BEGIN Information shown

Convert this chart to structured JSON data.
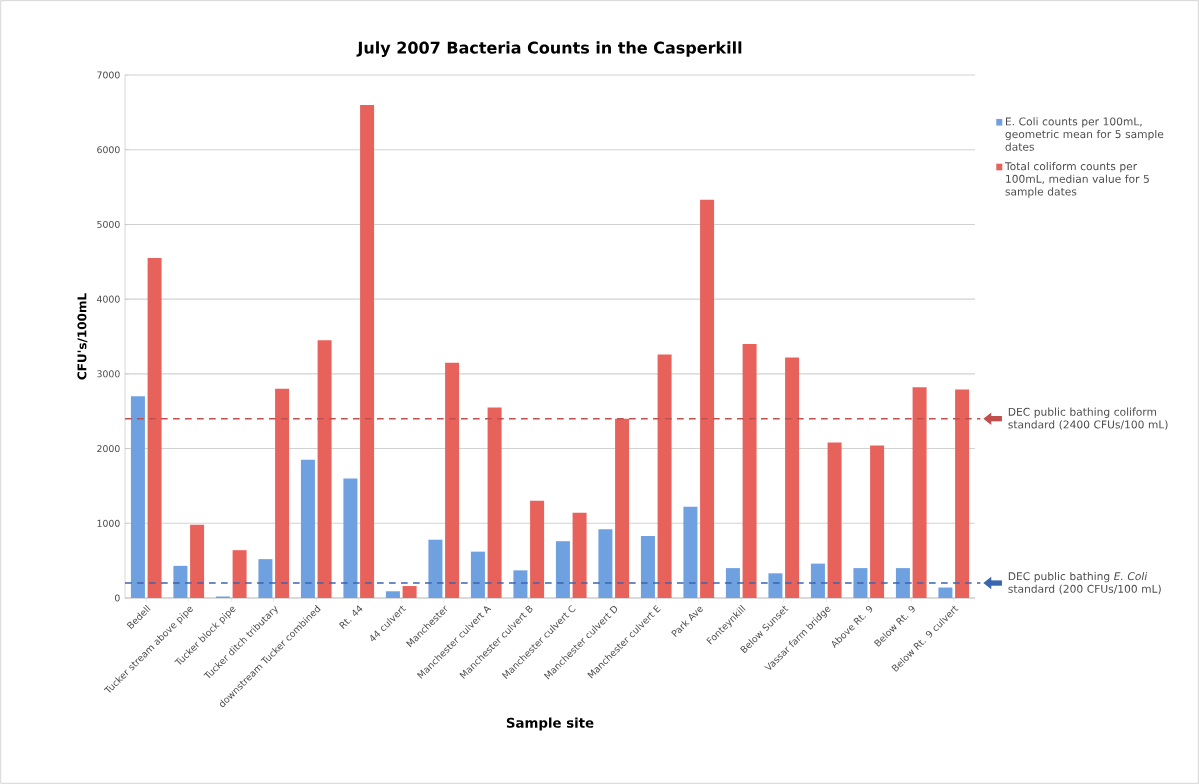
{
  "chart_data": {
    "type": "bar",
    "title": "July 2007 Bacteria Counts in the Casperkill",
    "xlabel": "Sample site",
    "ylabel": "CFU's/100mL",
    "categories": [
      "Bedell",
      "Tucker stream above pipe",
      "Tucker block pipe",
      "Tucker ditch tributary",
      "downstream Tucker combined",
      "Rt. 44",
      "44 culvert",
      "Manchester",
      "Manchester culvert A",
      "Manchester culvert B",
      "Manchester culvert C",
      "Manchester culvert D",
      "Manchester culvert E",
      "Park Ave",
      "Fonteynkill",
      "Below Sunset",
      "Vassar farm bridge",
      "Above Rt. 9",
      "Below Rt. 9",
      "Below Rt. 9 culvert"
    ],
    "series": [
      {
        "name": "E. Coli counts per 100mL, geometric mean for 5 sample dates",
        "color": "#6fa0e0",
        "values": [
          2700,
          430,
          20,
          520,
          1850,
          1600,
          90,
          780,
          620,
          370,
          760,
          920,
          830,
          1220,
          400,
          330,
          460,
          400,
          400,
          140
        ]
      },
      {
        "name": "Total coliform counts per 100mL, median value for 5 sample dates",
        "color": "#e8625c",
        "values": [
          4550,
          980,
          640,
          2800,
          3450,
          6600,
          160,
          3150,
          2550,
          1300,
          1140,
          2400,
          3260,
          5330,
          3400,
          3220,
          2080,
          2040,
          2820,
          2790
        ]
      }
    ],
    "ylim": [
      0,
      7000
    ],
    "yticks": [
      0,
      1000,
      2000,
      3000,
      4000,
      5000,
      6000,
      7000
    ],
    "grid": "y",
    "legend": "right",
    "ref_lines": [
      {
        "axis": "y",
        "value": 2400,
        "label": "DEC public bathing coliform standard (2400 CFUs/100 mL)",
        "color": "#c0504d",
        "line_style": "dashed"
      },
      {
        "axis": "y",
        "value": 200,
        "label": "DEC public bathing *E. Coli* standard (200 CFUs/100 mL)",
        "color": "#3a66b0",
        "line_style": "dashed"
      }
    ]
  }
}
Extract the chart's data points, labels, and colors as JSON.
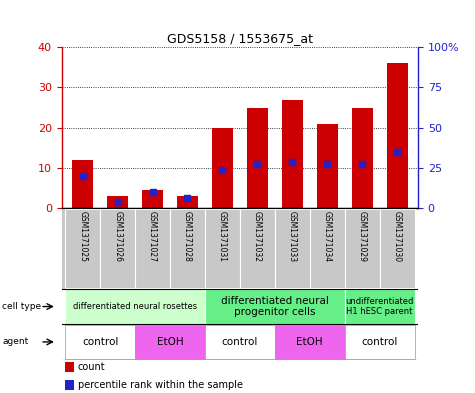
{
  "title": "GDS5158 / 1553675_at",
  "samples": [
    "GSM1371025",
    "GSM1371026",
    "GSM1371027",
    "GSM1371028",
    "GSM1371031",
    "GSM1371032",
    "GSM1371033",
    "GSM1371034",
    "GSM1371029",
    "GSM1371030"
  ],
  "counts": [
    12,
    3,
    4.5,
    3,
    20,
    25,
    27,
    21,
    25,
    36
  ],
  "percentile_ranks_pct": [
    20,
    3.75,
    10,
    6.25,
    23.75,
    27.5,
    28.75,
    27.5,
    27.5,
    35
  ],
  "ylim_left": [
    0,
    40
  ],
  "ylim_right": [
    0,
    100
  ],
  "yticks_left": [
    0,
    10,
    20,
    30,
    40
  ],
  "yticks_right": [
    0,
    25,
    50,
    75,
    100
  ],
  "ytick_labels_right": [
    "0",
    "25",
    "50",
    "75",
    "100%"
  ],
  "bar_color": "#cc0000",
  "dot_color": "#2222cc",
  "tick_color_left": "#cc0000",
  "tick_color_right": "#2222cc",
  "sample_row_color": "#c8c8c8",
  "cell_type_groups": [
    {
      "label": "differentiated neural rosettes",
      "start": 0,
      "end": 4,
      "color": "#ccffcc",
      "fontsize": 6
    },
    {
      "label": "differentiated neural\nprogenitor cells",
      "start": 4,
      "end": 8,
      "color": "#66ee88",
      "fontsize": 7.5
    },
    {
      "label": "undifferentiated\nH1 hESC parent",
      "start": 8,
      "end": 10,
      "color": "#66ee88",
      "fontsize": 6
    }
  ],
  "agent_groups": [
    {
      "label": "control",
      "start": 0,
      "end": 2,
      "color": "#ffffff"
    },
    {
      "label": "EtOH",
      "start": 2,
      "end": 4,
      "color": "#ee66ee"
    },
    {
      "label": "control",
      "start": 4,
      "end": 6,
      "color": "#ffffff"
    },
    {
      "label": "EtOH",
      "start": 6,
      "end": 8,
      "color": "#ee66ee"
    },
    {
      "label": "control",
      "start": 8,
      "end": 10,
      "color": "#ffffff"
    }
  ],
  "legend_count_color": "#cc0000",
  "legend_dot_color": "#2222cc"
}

END Information shown

*Try it:* Every entry above should be written out again verbatim, with no pictures included.

*Task solution:*
Convert this chart to structured JSON data.
{
  "chart_data": {
    "type": "bar",
    "title": "July 2007 Bacteria Counts in the Casperkill",
    "xlabel": "Sample site",
    "ylabel": "CFU's/100mL",
    "categories": [
      "Bedell",
      "Tucker stream above pipe",
      "Tucker block pipe",
      "Tucker ditch tributary",
      "downstream Tucker combined",
      "Rt. 44",
      "44 culvert",
      "Manchester",
      "Manchester culvert A",
      "Manchester culvert B",
      "Manchester culvert C",
      "Manchester culvert D",
      "Manchester culvert E",
      "Park Ave",
      "Fonteynkill",
      "Below Sunset",
      "Vassar farm bridge",
      "Above Rt. 9",
      "Below Rt. 9",
      "Below Rt. 9 culvert"
    ],
    "series": [
      {
        "name": "E. Coli counts per 100mL, geometric mean for 5 sample dates",
        "color": "#6fa0e0",
        "values": [
          2700,
          430,
          20,
          520,
          1850,
          1600,
          90,
          780,
          620,
          370,
          760,
          920,
          830,
          1220,
          400,
          330,
          460,
          400,
          400,
          140
        ]
      },
      {
        "name": "Total coliform counts per 100mL, median value for 5 sample dates",
        "color": "#e8625c",
        "values": [
          4550,
          980,
          640,
          2800,
          3450,
          6600,
          160,
          3150,
          2550,
          1300,
          1140,
          2400,
          3260,
          5330,
          3400,
          3220,
          2080,
          2040,
          2820,
          2790
        ]
      }
    ],
    "ylim": [
      0,
      7000
    ],
    "yticks": [
      0,
      1000,
      2000,
      3000,
      4000,
      5000,
      6000,
      7000
    ],
    "grid": "y",
    "legend": "right",
    "ref_lines": [
      {
        "axis": "y",
        "value": 2400,
        "label": "DEC public bathing coliform standard (2400 CFUs/100 mL)",
        "color": "#c0504d",
        "line_style": "dashed"
      },
      {
        "axis": "y",
        "value": 200,
        "label": "DEC public bathing *E. Coli* standard (200 CFUs/100 mL)",
        "color": "#3a66b0",
        "line_style": "dashed"
      }
    ]
  }
}
Extract the chart's data points, labels, and colors as JSON.
{
  "title": "GDS5158 / 1553675_at",
  "samples": [
    "GSM1371025",
    "GSM1371026",
    "GSM1371027",
    "GSM1371028",
    "GSM1371031",
    "GSM1371032",
    "GSM1371033",
    "GSM1371034",
    "GSM1371029",
    "GSM1371030"
  ],
  "counts": [
    12,
    3,
    4.5,
    3,
    20,
    25,
    27,
    21,
    25,
    36
  ],
  "percentile_ranks_pct": [
    20,
    3.75,
    10,
    6.25,
    23.75,
    27.5,
    28.75,
    27.5,
    27.5,
    35
  ],
  "ylim_left": [
    0,
    40
  ],
  "ylim_right": [
    0,
    100
  ],
  "yticks_left": [
    0,
    10,
    20,
    30,
    40
  ],
  "yticks_right": [
    0,
    25,
    50,
    75,
    100
  ],
  "ytick_labels_right": [
    "0",
    "25",
    "50",
    "75",
    "100%"
  ],
  "bar_color": "#cc0000",
  "dot_color": "#2222cc",
  "tick_color_left": "#cc0000",
  "tick_color_right": "#2222cc",
  "sample_row_color": "#c8c8c8",
  "cell_type_groups": [
    {
      "label": "differentiated neural rosettes",
      "start": 0,
      "end": 4,
      "color": "#ccffcc",
      "fontsize": 6
    },
    {
      "label": "differentiated neural\nprogenitor cells",
      "start": 4,
      "end": 8,
      "color": "#66ee88",
      "fontsize": 7.5
    },
    {
      "label": "undifferentiated\nH1 hESC parent",
      "start": 8,
      "end": 10,
      "color": "#66ee88",
      "fontsize": 6
    }
  ],
  "agent_groups": [
    {
      "label": "control",
      "start": 0,
      "end": 2,
      "color": "#ffffff"
    },
    {
      "label": "EtOH",
      "start": 2,
      "end": 4,
      "color": "#ee66ee"
    },
    {
      "label": "control",
      "start": 4,
      "end": 6,
      "color": "#ffffff"
    },
    {
      "label": "EtOH",
      "start": 6,
      "end": 8,
      "color": "#ee66ee"
    },
    {
      "label": "control",
      "start": 8,
      "end": 10,
      "color": "#ffffff"
    }
  ],
  "legend_count_color": "#cc0000",
  "legend_dot_color": "#2222cc"
}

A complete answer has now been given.